**Task brief**:
Write out all records as given; omit images.

>> Start Material supplied

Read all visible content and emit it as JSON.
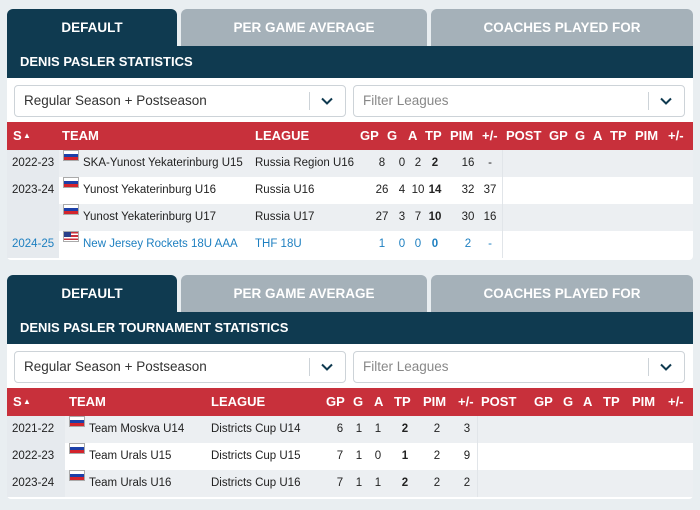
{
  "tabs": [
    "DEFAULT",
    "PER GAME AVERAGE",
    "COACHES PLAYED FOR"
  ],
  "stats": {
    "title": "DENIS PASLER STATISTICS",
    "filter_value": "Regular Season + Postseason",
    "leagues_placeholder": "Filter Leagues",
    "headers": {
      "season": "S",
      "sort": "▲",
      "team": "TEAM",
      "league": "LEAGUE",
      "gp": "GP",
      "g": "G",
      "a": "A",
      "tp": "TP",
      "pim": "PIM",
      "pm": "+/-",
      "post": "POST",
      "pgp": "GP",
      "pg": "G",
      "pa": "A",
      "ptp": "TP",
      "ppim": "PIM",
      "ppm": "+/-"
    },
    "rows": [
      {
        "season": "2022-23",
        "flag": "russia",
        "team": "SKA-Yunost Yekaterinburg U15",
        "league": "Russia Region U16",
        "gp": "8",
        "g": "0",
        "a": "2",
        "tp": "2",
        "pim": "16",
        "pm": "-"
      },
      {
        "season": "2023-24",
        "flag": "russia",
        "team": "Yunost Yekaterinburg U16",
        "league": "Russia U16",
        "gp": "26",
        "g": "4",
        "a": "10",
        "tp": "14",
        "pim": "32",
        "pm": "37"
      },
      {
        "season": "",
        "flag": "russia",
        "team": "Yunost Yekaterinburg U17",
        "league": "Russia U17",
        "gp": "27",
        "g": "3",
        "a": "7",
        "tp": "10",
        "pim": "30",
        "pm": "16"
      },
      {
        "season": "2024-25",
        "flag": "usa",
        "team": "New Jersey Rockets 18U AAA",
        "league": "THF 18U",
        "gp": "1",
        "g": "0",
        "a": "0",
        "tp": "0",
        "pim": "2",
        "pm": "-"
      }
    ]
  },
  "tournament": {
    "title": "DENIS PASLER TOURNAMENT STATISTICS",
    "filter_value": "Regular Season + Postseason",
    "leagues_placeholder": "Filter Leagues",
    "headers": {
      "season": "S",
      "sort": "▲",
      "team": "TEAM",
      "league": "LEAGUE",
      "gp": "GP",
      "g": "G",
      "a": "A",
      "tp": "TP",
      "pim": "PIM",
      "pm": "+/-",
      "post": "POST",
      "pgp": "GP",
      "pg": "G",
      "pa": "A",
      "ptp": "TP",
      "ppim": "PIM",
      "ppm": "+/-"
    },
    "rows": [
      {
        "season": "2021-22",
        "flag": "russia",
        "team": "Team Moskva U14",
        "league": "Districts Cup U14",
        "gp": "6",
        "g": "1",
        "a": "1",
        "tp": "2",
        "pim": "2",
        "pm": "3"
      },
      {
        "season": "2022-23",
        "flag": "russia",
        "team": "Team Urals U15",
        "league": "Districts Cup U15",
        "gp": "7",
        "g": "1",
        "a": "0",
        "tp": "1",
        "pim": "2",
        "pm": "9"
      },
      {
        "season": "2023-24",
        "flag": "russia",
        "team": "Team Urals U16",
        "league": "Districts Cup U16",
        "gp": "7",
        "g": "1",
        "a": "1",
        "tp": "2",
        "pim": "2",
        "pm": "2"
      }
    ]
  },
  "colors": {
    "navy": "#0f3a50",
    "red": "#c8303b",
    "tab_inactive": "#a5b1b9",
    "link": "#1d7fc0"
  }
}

>> End Material supplied

**Response**:
Read all visible content and emit it as JSON.
{
  "tabs": [
    "DEFAULT",
    "PER GAME AVERAGE",
    "COACHES PLAYED FOR"
  ],
  "stats": {
    "title": "DENIS PASLER STATISTICS",
    "filter_value": "Regular Season + Postseason",
    "leagues_placeholder": "Filter Leagues",
    "headers": {
      "season": "S",
      "sort": "▲",
      "team": "TEAM",
      "league": "LEAGUE",
      "gp": "GP",
      "g": "G",
      "a": "A",
      "tp": "TP",
      "pim": "PIM",
      "pm": "+/-",
      "post": "POST",
      "pgp": "GP",
      "pg": "G",
      "pa": "A",
      "ptp": "TP",
      "ppim": "PIM",
      "ppm": "+/-"
    },
    "rows": [
      {
        "season": "2022-23",
        "flag": "russia",
        "team": "SKA-Yunost Yekaterinburg U15",
        "league": "Russia Region U16",
        "gp": "8",
        "g": "0",
        "a": "2",
        "tp": "2",
        "pim": "16",
        "pm": "-"
      },
      {
        "season": "2023-24",
        "flag": "russia",
        "team": "Yunost Yekaterinburg U16",
        "league": "Russia U16",
        "gp": "26",
        "g": "4",
        "a": "10",
        "tp": "14",
        "pim": "32",
        "pm": "37"
      },
      {
        "season": "",
        "flag": "russia",
        "team": "Yunost Yekaterinburg U17",
        "league": "Russia U17",
        "gp": "27",
        "g": "3",
        "a": "7",
        "tp": "10",
        "pim": "30",
        "pm": "16"
      },
      {
        "season": "2024-25",
        "flag": "usa",
        "team": "New Jersey Rockets 18U AAA",
        "league": "THF 18U",
        "gp": "1",
        "g": "0",
        "a": "0",
        "tp": "0",
        "pim": "2",
        "pm": "-"
      }
    ]
  },
  "tournament": {
    "title": "DENIS PASLER TOURNAMENT STATISTICS",
    "filter_value": "Regular Season + Postseason",
    "leagues_placeholder": "Filter Leagues",
    "headers": {
      "season": "S",
      "sort": "▲",
      "team": "TEAM",
      "league": "LEAGUE",
      "gp": "GP",
      "g": "G",
      "a": "A",
      "tp": "TP",
      "pim": "PIM",
      "pm": "+/-",
      "post": "POST",
      "pgp": "GP",
      "pg": "G",
      "pa": "A",
      "ptp": "TP",
      "ppim": "PIM",
      "ppm": "+/-"
    },
    "rows": [
      {
        "season": "2021-22",
        "flag": "russia",
        "team": "Team Moskva U14",
        "league": "Districts Cup U14",
        "gp": "6",
        "g": "1",
        "a": "1",
        "tp": "2",
        "pim": "2",
        "pm": "3"
      },
      {
        "season": "2022-23",
        "flag": "russia",
        "team": "Team Urals U15",
        "league": "Districts Cup U15",
        "gp": "7",
        "g": "1",
        "a": "0",
        "tp": "1",
        "pim": "2",
        "pm": "9"
      },
      {
        "season": "2023-24",
        "flag": "russia",
        "team": "Team Urals U16",
        "league": "Districts Cup U16",
        "gp": "7",
        "g": "1",
        "a": "1",
        "tp": "2",
        "pim": "2",
        "pm": "2"
      }
    ]
  },
  "colors": {
    "navy": "#0f3a50",
    "red": "#c8303b",
    "tab_inactive": "#a5b1b9",
    "link": "#1d7fc0"
  }
}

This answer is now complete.